### Records shown

## start

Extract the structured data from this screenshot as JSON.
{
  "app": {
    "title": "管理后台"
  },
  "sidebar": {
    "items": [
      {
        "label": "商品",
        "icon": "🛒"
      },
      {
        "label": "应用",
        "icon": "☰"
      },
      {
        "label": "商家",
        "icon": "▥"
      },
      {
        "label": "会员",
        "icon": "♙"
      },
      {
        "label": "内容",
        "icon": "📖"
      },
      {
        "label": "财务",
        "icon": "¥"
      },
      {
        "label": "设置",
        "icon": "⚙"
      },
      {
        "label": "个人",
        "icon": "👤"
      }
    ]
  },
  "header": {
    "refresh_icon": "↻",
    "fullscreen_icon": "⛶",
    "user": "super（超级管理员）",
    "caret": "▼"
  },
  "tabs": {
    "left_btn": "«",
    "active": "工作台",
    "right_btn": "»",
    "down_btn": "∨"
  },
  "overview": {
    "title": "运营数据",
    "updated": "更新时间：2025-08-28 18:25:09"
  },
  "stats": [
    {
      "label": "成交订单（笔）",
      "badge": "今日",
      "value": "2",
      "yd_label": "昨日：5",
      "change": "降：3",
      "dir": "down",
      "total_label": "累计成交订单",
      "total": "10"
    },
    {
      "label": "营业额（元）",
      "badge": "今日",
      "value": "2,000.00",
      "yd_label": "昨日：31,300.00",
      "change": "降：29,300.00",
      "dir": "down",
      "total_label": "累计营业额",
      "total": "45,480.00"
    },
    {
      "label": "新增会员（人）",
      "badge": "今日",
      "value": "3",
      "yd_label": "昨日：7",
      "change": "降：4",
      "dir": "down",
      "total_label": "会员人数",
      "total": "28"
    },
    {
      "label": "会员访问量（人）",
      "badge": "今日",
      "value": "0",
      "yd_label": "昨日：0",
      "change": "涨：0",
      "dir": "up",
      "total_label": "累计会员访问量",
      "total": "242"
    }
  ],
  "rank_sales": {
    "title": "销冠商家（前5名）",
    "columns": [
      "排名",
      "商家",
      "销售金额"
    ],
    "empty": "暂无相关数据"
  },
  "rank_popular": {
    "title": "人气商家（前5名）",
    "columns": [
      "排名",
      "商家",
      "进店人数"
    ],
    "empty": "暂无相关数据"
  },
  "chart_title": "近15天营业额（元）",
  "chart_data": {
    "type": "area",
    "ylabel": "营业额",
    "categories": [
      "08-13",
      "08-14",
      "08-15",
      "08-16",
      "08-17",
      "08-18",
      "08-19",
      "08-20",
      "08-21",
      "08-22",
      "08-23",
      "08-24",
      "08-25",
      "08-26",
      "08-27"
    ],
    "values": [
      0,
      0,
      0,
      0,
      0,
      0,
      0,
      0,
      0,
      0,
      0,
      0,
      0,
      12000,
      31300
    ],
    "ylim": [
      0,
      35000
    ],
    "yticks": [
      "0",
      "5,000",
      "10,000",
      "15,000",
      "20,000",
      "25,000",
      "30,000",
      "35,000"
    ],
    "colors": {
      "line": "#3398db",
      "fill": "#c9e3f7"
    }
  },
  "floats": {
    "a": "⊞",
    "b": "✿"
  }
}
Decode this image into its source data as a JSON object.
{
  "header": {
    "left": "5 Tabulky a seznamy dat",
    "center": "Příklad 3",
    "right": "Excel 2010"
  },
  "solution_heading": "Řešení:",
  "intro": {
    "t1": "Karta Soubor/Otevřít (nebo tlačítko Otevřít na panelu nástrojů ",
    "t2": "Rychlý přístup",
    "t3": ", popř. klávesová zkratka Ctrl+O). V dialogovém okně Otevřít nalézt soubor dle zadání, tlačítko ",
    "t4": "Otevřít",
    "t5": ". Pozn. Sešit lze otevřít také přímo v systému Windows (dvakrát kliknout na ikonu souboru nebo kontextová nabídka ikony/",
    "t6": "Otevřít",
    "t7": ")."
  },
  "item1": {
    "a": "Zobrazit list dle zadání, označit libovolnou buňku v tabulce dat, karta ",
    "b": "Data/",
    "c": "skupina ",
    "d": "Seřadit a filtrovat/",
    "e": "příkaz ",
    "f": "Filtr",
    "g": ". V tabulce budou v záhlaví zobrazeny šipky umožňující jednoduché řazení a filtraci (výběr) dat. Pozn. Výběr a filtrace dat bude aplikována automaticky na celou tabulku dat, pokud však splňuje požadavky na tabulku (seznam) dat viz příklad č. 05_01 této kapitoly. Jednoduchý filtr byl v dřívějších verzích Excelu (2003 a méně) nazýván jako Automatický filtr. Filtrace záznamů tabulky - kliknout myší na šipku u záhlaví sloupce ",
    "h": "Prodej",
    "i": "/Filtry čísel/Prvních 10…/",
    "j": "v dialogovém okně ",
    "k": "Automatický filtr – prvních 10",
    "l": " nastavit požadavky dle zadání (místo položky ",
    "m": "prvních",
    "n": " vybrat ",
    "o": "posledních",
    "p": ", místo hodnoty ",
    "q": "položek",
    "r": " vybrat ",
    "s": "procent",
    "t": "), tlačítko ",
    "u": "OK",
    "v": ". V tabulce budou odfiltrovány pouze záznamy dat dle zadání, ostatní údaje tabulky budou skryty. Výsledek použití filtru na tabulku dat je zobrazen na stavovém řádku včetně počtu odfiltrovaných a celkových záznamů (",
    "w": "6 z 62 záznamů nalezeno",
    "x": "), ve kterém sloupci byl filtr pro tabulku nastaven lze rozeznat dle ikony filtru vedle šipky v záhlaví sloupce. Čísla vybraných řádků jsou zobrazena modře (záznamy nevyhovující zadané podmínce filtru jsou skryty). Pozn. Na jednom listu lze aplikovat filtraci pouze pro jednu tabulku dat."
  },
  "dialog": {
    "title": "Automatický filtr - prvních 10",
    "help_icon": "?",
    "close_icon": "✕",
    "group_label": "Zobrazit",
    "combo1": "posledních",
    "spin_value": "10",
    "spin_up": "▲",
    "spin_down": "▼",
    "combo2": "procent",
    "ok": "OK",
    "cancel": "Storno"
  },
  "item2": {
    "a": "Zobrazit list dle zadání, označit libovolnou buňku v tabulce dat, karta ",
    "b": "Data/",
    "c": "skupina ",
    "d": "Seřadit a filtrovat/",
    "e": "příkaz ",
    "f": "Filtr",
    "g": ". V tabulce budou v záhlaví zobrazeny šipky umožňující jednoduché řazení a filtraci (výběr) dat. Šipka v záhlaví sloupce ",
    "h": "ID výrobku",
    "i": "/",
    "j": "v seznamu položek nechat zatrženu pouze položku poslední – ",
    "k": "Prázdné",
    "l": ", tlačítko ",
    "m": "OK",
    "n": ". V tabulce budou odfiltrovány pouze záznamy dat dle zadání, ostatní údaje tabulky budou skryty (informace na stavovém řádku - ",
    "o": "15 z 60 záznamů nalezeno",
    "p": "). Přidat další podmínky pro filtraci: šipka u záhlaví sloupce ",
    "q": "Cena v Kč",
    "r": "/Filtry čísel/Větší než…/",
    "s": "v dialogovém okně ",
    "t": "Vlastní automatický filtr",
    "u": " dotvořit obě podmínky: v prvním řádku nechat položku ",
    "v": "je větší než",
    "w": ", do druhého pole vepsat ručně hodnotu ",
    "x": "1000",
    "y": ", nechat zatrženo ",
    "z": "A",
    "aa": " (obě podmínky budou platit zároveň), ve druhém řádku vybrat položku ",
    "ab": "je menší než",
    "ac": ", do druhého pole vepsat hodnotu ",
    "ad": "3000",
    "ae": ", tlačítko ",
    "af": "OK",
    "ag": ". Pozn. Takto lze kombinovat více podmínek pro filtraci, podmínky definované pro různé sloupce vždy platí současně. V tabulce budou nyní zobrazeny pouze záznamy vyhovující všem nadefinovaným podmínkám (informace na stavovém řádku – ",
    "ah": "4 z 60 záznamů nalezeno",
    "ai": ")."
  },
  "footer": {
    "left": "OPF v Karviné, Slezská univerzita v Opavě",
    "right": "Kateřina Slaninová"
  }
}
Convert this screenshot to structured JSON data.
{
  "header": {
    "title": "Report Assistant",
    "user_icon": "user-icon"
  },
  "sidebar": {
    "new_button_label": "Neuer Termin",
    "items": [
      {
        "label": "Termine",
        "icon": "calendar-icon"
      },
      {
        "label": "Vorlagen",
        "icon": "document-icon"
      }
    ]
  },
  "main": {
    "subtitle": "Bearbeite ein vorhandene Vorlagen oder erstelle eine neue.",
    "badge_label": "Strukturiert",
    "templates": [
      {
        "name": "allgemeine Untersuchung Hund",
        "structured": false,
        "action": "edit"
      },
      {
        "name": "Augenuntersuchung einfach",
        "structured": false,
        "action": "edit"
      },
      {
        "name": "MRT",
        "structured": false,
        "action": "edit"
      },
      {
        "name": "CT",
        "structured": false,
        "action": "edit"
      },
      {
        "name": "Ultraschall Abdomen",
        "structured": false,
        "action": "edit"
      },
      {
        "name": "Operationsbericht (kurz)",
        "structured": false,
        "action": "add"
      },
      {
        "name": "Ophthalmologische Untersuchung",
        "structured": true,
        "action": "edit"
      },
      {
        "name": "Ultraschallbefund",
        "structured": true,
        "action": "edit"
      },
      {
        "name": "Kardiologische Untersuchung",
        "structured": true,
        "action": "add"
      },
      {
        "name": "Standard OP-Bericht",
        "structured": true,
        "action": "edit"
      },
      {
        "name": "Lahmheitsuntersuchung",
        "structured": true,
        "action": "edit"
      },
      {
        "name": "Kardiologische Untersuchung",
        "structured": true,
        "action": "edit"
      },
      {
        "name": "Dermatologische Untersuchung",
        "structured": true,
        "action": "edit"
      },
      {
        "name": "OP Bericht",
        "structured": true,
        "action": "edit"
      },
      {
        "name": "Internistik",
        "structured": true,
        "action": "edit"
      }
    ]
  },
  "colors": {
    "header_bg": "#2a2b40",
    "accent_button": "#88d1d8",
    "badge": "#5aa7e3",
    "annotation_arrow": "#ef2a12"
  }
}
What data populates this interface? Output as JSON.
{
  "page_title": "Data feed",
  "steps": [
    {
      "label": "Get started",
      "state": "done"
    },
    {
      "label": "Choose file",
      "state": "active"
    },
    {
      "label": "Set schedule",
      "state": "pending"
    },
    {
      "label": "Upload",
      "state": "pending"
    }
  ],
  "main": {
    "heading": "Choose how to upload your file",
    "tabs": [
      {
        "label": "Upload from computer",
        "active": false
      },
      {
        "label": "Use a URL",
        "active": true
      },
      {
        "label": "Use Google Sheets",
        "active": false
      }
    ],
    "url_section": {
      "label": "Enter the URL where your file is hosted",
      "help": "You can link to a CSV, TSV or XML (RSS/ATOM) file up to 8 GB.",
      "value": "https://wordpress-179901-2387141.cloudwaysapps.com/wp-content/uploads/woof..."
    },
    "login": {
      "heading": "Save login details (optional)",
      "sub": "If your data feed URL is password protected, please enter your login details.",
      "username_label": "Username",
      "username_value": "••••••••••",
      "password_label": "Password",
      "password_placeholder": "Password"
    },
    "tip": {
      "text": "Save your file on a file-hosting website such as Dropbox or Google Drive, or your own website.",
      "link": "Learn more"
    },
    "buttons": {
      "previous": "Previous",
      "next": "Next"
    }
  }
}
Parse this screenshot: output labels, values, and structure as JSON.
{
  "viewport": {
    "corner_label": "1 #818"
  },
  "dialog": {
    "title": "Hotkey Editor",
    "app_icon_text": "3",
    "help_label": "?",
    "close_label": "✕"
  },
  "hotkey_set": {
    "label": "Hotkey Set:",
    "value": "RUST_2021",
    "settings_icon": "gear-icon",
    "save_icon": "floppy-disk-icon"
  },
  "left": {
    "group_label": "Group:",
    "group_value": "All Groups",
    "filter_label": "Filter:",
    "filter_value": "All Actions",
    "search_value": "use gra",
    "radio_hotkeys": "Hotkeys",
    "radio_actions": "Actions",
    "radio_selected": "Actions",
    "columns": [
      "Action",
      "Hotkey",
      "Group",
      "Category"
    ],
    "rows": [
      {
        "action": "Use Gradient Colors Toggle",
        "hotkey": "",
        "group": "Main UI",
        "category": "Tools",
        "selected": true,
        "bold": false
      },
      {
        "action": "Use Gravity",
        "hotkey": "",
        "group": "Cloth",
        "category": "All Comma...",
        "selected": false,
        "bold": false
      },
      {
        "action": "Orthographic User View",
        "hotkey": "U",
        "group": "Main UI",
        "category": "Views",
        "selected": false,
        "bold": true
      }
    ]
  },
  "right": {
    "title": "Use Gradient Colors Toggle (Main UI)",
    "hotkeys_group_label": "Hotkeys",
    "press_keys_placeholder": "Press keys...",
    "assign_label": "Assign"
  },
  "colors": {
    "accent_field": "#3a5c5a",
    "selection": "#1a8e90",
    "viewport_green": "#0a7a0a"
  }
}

## end

### Instruction
Include both ends. Return the line holding "Parse this screenshot: output" and all lines after it in the records above, exactly as written.

### The response
Parse this screenshot: output labels, values, and structure as JSON.
{
  "viewport": {
    "corner_label": "1 #818"
  },
  "dialog": {
    "title": "Hotkey Editor",
    "app_icon_text": "3",
    "help_label": "?",
    "close_label": "✕"
  },
  "hotkey_set": {
    "label": "Hotkey Set:",
    "value": "RUST_2021",
    "settings_icon": "gear-icon",
    "save_icon": "floppy-disk-icon"
  },
  "left": {
    "group_label": "Group:",
    "group_value": "All Groups",
    "filter_label": "Filter:",
    "filter_value": "All Actions",
    "search_value": "use gra",
    "radio_hotkeys": "Hotkeys",
    "radio_actions": "Actions",
    "radio_selected": "Actions",
    "columns": [
      "Action",
      "Hotkey",
      "Group",
      "Category"
    ],
    "rows": [
      {
        "action": "Use Gradient Colors Toggle",
        "hotkey": "",
        "group": "Main UI",
        "category": "Tools",
        "selected": true,
        "bold": false
      },
      {
        "action": "Use Gravity",
        "hotkey": "",
        "group": "Cloth",
        "category": "All Comma...",
        "selected": false,
        "bold": false
      },
      {
        "action": "Orthographic User View",
        "hotkey": "U",
        "group": "Main UI",
        "category": "Views",
        "selected": false,
        "bold": true
      }
    ]
  },
  "right": {
    "title": "Use Gradient Colors Toggle (Main UI)",
    "hotkeys_group_label": "Hotkeys",
    "press_keys_placeholder": "Press keys...",
    "assign_label": "Assign"
  },
  "colors": {
    "accent_field": "#3a5c5a",
    "selection": "#1a8e90",
    "viewport_green": "#0a7a0a"
  }
}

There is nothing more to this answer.